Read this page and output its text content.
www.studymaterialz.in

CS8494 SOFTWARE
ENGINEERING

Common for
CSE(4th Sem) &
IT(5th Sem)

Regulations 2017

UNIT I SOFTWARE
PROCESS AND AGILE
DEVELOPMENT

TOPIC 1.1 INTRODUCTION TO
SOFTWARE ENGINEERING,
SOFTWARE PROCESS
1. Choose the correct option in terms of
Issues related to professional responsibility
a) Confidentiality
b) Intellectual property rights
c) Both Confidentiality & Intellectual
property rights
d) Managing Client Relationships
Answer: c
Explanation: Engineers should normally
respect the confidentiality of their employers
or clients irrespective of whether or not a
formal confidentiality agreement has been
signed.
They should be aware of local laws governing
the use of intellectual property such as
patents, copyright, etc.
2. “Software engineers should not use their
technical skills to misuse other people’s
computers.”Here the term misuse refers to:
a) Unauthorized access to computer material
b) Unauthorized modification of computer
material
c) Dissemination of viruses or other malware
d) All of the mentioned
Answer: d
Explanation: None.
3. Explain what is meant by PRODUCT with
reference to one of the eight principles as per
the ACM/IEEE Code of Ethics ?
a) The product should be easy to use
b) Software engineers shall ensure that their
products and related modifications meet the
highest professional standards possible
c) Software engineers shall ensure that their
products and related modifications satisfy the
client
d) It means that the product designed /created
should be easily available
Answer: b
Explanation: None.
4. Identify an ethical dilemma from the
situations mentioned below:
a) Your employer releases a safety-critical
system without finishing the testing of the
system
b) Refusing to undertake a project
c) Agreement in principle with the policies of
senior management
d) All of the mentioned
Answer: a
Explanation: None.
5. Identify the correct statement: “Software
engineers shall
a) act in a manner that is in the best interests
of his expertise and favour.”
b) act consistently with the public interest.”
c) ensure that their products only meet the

-------

For every record above, print an exact copy.

Read this page and output its text content.
www.studymaterialz.in

CS8494 SOFTWARE
ENGINEERING

Common for
CSE(4th Sem) &
IT(5th Sem)

Regulations 2017

UNIT I SOFTWARE
PROCESS AND AGILE
DEVELOPMENT

TOPIC 1.1 INTRODUCTION TO
SOFTWARE ENGINEERING,
SOFTWARE PROCESS
1. Choose the correct option in terms of
Issues related to professional responsibility
a) Confidentiality
b) Intellectual property rights
c) Both Confidentiality & Intellectual
property rights
d) Managing Client Relationships
Answer: c
Explanation: Engineers should normally
respect the confidentiality of their employers
or clients irrespective of whether or not a
formal confidentiality agreement has been
signed.
They should be aware of local laws governing
the use of intellectual property such as
patents, copyright, etc.
2. “Software engineers should not use their
technical skills to misuse other people’s
computers.”Here the term misuse refers to:
a) Unauthorized access to computer material
b) Unauthorized modification of computer
material
c) Dissemination of viruses or other malware
d) All of the mentioned
Answer: d
Explanation: None.
3. Explain what is meant by PRODUCT with
reference to one of the eight principles as per
the ACM/IEEE Code of Ethics ?
a) The product should be easy to use
b) Software engineers shall ensure that their
products and related modifications meet the
highest professional standards possible
c) Software engineers shall ensure that their
products and related modifications satisfy the
client
d) It means that the product designed /created
should be easily available
Answer: b
Explanation: None.
4. Identify an ethical dilemma from the
situations mentioned below:
a) Your employer releases a safety-critical
system without finishing the testing of the
system
b) Refusing to undertake a project
c) Agreement in principle with the policies of
senior management
d) All of the mentioned
Answer: a
Explanation: None.
5. Identify the correct statement: “Software
engineers shall
a) act in a manner that is in the best interests
of his expertise and favour.”
b) act consistently with the public interest.”
c) ensure that their products only meet the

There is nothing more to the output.